>> BEGIN
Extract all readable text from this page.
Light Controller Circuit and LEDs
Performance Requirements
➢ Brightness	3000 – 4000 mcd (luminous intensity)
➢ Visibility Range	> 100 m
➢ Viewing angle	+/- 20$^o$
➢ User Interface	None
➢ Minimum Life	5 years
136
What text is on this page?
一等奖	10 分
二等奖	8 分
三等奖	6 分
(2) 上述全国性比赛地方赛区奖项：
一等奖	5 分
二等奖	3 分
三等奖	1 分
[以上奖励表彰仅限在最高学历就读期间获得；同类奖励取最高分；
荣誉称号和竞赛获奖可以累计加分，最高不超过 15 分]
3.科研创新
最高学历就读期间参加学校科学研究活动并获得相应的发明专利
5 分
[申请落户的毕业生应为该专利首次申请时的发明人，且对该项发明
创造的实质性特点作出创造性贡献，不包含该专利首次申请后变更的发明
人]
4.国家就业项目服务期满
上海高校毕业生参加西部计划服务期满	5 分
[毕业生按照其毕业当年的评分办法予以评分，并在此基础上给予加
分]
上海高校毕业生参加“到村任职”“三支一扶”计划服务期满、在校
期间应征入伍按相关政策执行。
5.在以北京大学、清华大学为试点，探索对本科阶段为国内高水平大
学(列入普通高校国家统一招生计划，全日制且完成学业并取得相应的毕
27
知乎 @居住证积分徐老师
>> END
>> BEGIN
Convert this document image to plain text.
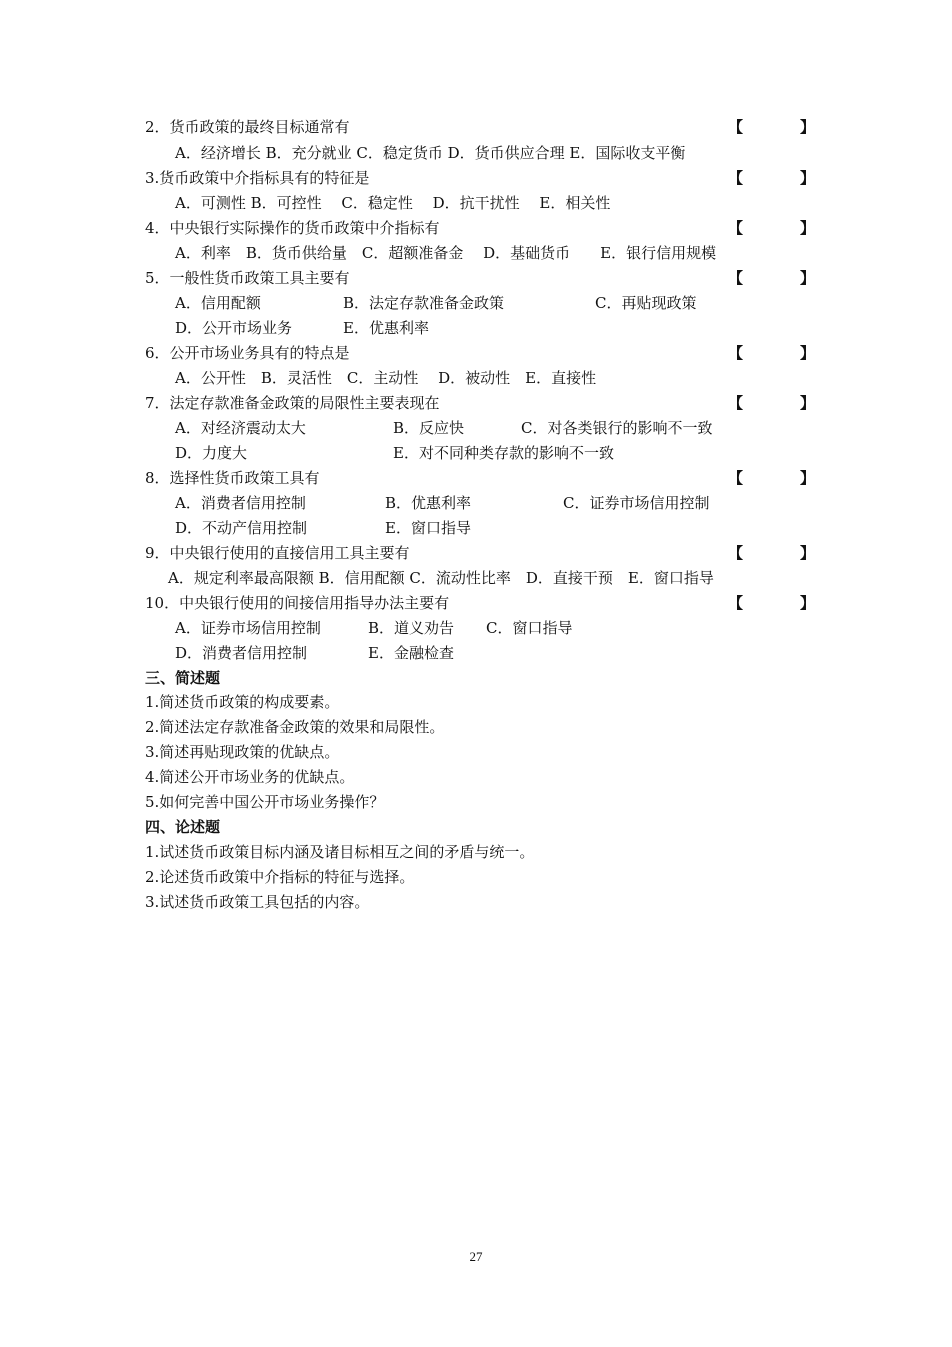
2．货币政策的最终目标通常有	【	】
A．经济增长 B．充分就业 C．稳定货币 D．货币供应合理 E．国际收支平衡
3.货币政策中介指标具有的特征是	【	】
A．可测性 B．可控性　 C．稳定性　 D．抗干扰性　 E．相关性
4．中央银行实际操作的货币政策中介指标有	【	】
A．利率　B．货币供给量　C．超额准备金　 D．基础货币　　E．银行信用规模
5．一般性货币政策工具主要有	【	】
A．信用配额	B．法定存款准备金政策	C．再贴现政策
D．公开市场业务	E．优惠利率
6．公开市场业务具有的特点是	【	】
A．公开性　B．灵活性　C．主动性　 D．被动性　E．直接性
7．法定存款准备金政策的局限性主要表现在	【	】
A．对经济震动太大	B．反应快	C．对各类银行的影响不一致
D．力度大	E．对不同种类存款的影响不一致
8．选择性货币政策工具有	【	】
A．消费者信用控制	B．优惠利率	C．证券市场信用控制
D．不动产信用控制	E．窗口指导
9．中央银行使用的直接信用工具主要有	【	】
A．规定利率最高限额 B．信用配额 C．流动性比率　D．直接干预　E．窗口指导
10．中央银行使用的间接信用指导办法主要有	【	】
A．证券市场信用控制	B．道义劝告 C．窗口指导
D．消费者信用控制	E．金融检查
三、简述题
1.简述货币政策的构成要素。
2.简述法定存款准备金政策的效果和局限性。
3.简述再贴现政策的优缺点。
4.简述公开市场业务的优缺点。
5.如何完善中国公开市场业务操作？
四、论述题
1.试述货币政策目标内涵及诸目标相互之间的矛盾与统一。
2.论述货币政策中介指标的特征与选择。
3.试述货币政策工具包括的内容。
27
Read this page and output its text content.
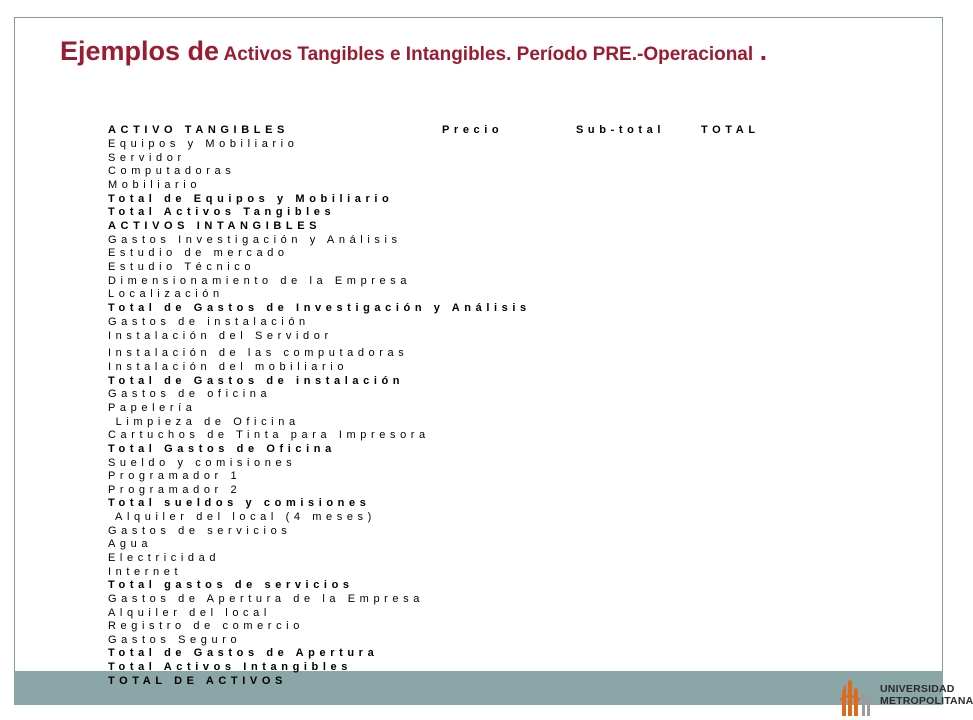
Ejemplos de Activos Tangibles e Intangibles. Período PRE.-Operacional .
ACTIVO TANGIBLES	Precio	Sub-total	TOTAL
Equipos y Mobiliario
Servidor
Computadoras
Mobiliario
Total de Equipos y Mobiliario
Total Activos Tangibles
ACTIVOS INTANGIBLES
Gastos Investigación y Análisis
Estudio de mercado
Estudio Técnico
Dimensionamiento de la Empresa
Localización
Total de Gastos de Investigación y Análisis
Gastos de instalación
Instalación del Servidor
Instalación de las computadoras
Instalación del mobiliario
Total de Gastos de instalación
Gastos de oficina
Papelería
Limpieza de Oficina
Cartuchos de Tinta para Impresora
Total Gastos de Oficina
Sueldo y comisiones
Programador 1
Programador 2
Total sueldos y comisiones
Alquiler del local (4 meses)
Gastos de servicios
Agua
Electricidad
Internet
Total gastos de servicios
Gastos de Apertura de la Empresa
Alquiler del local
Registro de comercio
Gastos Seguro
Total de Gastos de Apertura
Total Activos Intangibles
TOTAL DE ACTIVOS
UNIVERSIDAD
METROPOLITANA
>> END
>> BEGIN
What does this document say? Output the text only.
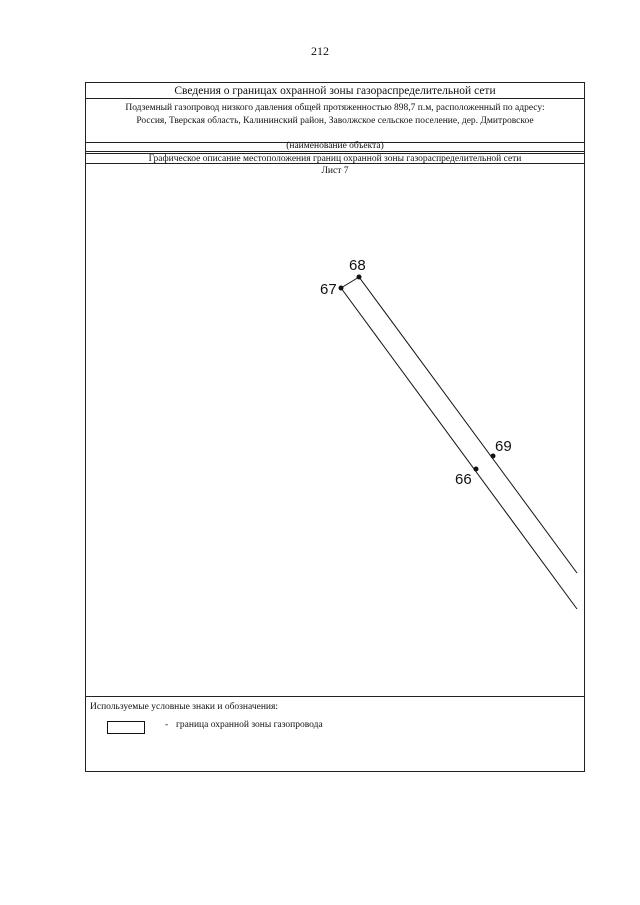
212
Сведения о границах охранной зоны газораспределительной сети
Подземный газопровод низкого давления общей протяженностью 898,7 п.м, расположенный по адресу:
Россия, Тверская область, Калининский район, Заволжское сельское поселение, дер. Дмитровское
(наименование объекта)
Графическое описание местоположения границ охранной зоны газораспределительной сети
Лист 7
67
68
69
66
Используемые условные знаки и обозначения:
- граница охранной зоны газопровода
>> END
Written request
Among the entries above, identify all lines with "Empresa" and copy them.

Exercise answer
Dimensionamiento de la Empresa
Gastos de Apertura de la Empresa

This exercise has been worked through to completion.